### Task
Write the records out again exactly, leaving no images in.

### Available data

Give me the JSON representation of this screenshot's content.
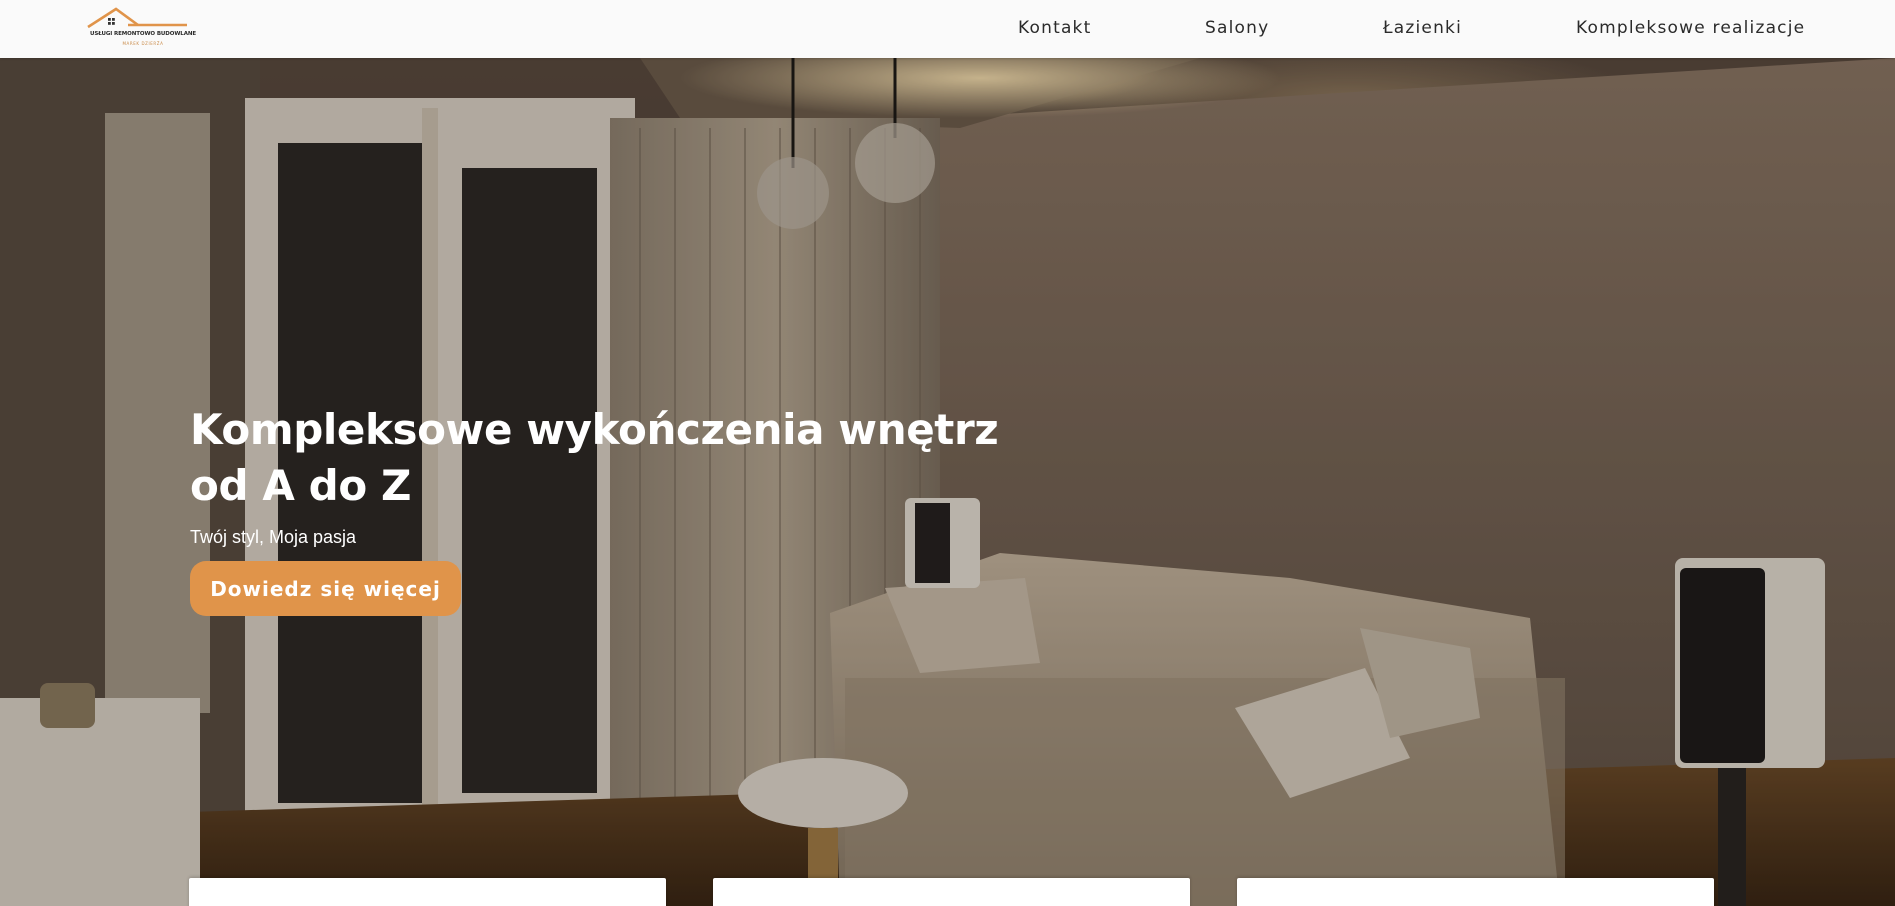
{
  "header": {
    "logo_name": "USŁUGI REMONTOWO BUDOWLANE",
    "logo_sub": "MAREK DZIERŻA",
    "nav": [
      {
        "label": "Kontakt"
      },
      {
        "label": "Salony"
      },
      {
        "label": "Łazienki"
      },
      {
        "label": "Kompleksowe realizacje"
      }
    ]
  },
  "hero": {
    "title_line1": "Kompleksowe wykończenia wnętrz",
    "title_line2": "od A do Z",
    "subtitle": "Twój styl, Moja pasja",
    "cta_label": "Dowiedz się więcej"
  },
  "cards": [
    {
      "label": ""
    },
    {
      "label": ""
    },
    {
      "label": ""
    }
  ],
  "colors": {
    "accent": "#e0944a",
    "header_bg": "#fafafa"
  }
}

### Exercise output
Give me the JSON representation of this screenshot's content.
{
  "header": {
    "logo_name": "USŁUGI REMONTOWO BUDOWLANE",
    "logo_sub": "MAREK DZIERŻA",
    "nav": [
      {
        "label": "Kontakt"
      },
      {
        "label": "Salony"
      },
      {
        "label": "Łazienki"
      },
      {
        "label": "Kompleksowe realizacje"
      }
    ]
  },
  "hero": {
    "title_line1": "Kompleksowe wykończenia wnętrz",
    "title_line2": "od A do Z",
    "subtitle": "Twój styl, Moja pasja",
    "cta_label": "Dowiedz się więcej"
  },
  "cards": [
    {
      "label": ""
    },
    {
      "label": ""
    },
    {
      "label": ""
    }
  ],
  "colors": {
    "accent": "#e0944a",
    "header_bg": "#fafafa"
  }
}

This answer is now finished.